臨牀透析 Vol.20 No.2(2-3)


特集名 透析アミロイド症 -- 今日の考え方
題名 透析アミロイド症の発症メカニズム (3) amyloidogenesisとamyloid transformationにおけるマクロファージの浸潤/AGEs修飾の関与
発刊年月 2004年 02月
著者 小野木 博 東海大学総合医学研究所
著者 宮田 敏男 東海大学総合医学研究所
著者 黒川 清 東海大学総合医学研究所
【 要旨 】 透析アミロイド症診断のgold standardは病理学的診断である.しかし,現実的には臨床症状や放射線学的検査に基づいて診断されてきた.近年の一連の病理的解析により,透析アミロイド症の存在がこれまで報告されていたよりもはるかに多いことが明らかになった.このように透析アミロイド症の病理学的診断と現実的な臨床上の診断による発症率の乖離がクローズアップされるにつれ,透析アミロイド症の病態を考えるうえでも大きな進展がみられた.
透析患者剖検例 (胸鎖関節) でのアミロイド沈着の過程とマクロファージ浸潤やAGEs (advanced glycation end products)/ALEs (advanced lipoxidation end products) 修飾との関連を検討した結果,いくつかの興味ある事実が得られた.アミロイド沈着の初期にはAGEs/ALEs修飾もマクロファージの浸潤も認められないことよりアミロイド形成機構 (amyloidogenesis) にはマクロファージやAGEs/ALEs修飾の関与が必要でないこと,単球/マクロファージの浸潤が認められた後期のアミロイドでは滑膜に沈着したbeta2-microglobulin (beta2-m) アミロイドは高度にAGEs/ALEs修飾されていることである.沈着アミロイドの骨・関節破壊への進展機構 (amyloid transformation) には,単球/マクロファージの浸潤とAGEs/ALEs修飾の関連が強く示唆されるが,それらの因果関係は十分に解明されていない.

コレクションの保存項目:
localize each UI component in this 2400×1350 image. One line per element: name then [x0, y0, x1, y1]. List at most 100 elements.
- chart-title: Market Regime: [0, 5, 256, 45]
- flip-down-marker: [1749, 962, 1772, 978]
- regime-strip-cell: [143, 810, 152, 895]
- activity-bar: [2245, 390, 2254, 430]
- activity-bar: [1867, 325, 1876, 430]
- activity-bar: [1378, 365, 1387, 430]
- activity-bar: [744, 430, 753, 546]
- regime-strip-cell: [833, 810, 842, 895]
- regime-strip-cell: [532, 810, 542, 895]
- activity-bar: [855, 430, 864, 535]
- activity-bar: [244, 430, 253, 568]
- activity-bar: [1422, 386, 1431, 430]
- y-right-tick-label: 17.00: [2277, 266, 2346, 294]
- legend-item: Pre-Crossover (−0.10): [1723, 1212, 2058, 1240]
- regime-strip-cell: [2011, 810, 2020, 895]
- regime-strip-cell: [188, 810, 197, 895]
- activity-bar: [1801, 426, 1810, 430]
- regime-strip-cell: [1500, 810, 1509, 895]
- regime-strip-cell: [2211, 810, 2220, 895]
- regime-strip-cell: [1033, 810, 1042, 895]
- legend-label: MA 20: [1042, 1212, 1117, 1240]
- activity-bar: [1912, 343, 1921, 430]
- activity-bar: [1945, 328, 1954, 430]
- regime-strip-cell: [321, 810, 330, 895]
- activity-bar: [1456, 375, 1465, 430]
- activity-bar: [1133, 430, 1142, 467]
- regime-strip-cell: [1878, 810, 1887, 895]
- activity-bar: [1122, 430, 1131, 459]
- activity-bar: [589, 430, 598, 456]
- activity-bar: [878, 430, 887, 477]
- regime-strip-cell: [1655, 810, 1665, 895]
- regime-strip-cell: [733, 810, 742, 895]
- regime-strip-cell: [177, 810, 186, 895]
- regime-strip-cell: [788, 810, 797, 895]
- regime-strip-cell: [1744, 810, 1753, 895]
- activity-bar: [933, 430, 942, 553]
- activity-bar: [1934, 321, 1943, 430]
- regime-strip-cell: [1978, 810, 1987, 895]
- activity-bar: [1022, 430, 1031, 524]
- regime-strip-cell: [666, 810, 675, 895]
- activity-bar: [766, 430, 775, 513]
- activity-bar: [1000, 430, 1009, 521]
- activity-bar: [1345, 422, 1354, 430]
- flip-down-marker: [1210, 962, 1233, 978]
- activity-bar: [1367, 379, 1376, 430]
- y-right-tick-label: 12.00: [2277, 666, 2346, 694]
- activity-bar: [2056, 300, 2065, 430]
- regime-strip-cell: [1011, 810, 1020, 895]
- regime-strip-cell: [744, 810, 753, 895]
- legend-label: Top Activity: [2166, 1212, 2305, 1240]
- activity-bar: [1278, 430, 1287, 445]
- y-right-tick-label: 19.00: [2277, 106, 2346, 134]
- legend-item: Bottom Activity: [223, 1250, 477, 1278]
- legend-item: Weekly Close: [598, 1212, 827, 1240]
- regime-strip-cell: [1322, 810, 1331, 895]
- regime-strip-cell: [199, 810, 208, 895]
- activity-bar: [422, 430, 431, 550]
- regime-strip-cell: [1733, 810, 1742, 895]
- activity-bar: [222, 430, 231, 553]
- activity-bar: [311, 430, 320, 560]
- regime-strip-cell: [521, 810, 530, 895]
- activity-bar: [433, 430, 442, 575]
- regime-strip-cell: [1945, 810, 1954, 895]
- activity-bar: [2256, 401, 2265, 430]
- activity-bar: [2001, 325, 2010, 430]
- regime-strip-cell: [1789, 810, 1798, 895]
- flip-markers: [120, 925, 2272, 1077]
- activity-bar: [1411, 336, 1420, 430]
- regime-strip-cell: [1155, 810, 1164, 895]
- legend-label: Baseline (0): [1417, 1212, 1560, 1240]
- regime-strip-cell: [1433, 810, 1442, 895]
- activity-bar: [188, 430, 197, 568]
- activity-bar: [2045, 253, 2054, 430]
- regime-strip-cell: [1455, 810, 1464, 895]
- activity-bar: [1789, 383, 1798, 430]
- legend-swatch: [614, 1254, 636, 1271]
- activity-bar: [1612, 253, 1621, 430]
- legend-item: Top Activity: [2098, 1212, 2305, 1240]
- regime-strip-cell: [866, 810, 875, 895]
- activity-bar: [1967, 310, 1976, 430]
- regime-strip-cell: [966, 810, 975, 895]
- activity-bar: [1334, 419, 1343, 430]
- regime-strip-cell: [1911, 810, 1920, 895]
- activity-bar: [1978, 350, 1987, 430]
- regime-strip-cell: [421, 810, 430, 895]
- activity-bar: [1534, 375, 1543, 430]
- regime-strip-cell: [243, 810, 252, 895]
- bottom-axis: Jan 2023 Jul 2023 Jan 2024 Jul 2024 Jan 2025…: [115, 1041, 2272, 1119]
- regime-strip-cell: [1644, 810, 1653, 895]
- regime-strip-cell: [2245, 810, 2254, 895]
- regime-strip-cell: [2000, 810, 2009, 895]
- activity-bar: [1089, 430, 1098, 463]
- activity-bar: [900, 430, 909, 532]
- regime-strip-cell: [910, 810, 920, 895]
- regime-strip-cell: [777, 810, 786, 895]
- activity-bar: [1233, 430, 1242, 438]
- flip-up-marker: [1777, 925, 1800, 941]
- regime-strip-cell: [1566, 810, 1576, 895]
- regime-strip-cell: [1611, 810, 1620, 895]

§ **次の課題**
[1] 本文によれば、透析アミロイド症診断のgold standardは何ですか。
[2] 次の(a)〜(c)の記述が本文と一致するかどうかを、それぞれ「はい」または「いいえ」で答え、判断の根拠となる本文の語句をそのまま引用してください。
(a) アミロイド沈着の初期には、マクロファージの浸潤が認められる。
(b) 検討には、透析患者剖検例の胸鎖関節が用いられた。
(c) amyloid transformationにおける単球/マクロファージの浸潤とAGEs/ALEs修飾の因果関係は、十分に解明されている。

§ **課題の解答**
[1] 病理学的診断です。

[2]
(a) いいえ。「アミロイド沈着の初期にはAGEs/ALEs修飾もマクロファージの浸潤も認められない」
(b) はい。「透析患者剖検例 (胸鎖関節) でのアミロイド沈着の過程」
(c) いいえ。「それらの因果関係は十分に解明されていない」